> **Do this**
Copy out the material below in full, but not its images.

##############################

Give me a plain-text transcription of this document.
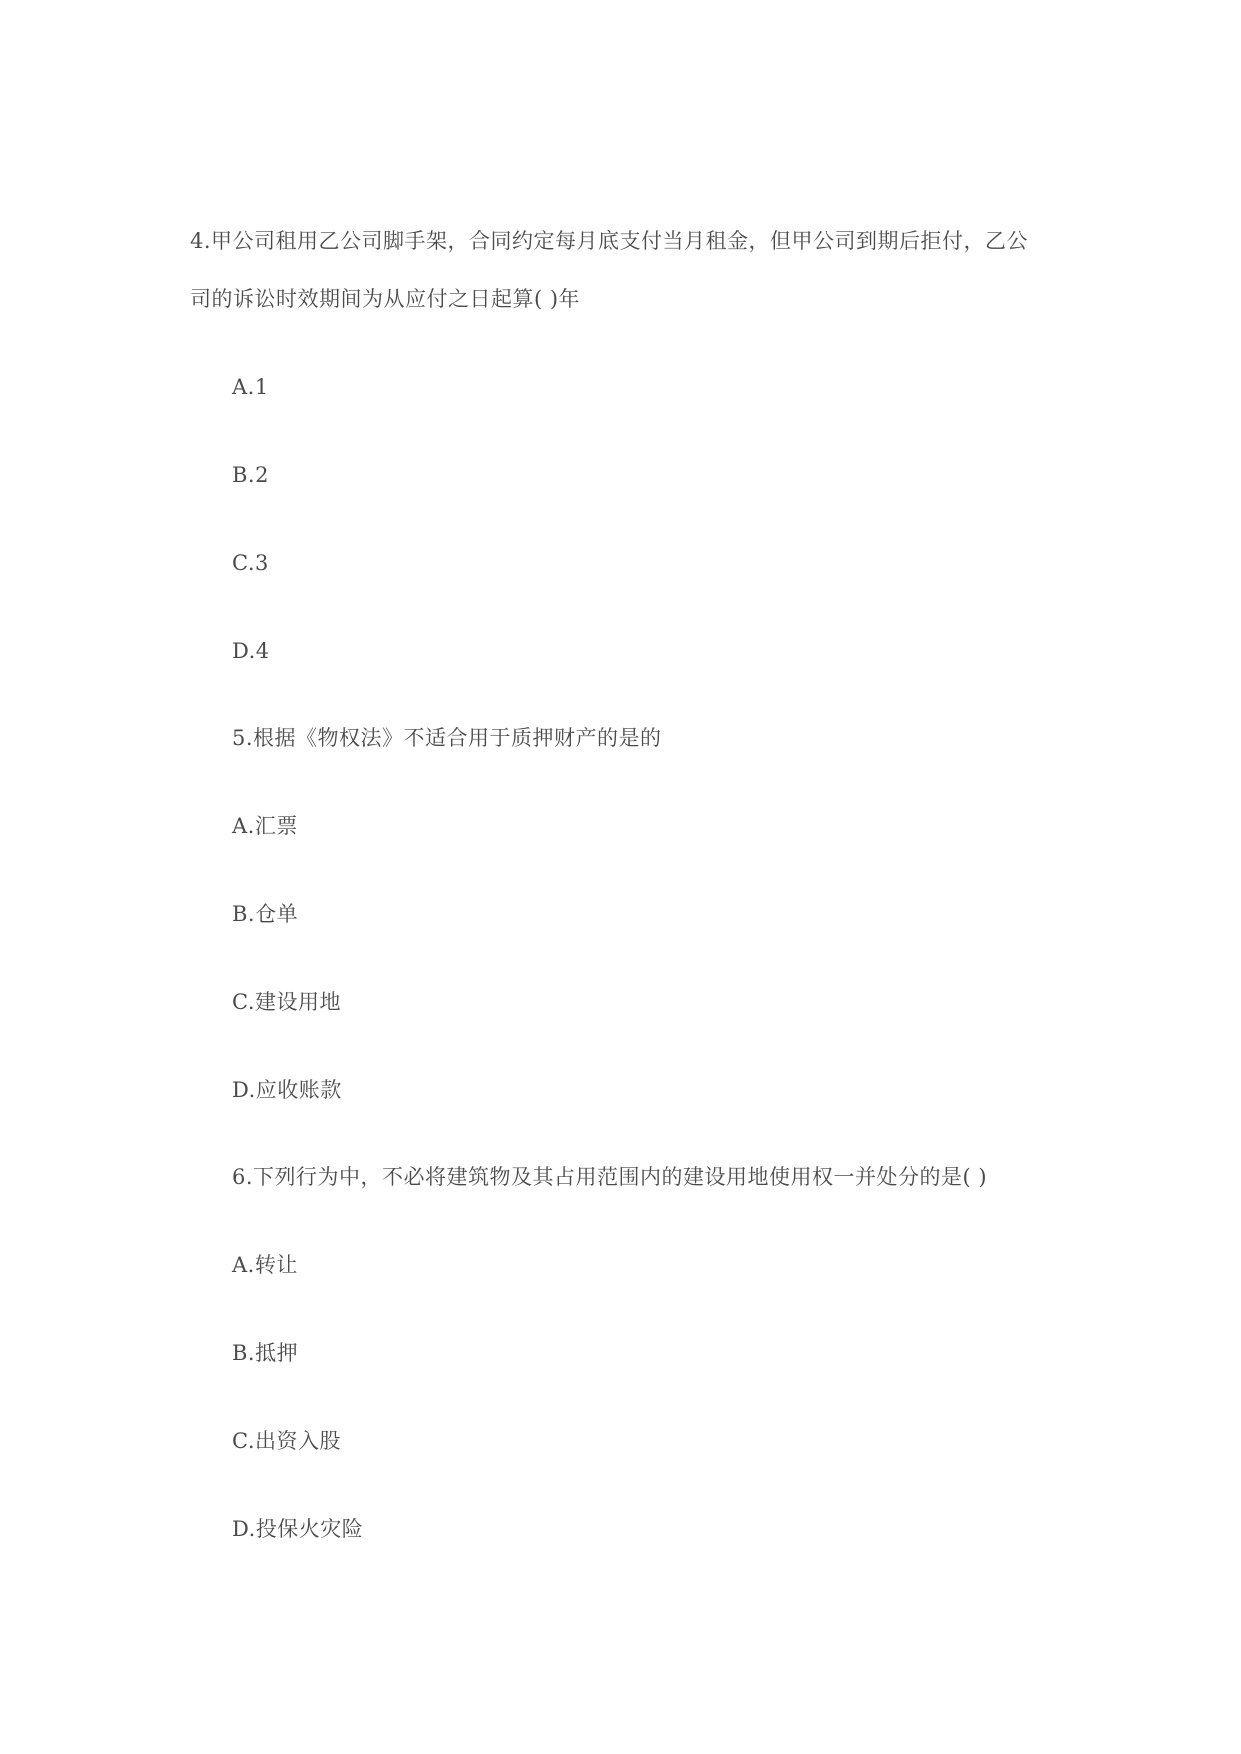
4.甲公司租用乙公司脚手架，合同约定每月底支付当月租金，但甲公司到期后拒付，乙公
司的诉讼时效期间为从应付之日起算( )年
A.1
B.2
C.3
D.4
5.根据《物权法》不适合用于质押财产的是的
A.汇票
B.仓单
C.建设用地
D.应收账款
6.下列行为中，不必将建筑物及其占用范围内的建设用地使用权一并处分的是( )
A.转让
B.抵押
C.出资入股
D.投保火灾险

##############################

> **Exercise output**
Give me a plain-text transcription of this document.
4.甲公司租用乙公司脚手架，合同约定每月底支付当月租金，但甲公司到期后拒付，乙公
司的诉讼时效期间为从应付之日起算( )年
A.1
B.2
C.3
D.4
5.根据《物权法》不适合用于质押财产的是的
A.汇票
B.仓单
C.建设用地
D.应收账款
6.下列行为中，不必将建筑物及其占用范围内的建设用地使用权一并处分的是( )
A.转让
B.抵押
C.出资入股
D.投保火灾险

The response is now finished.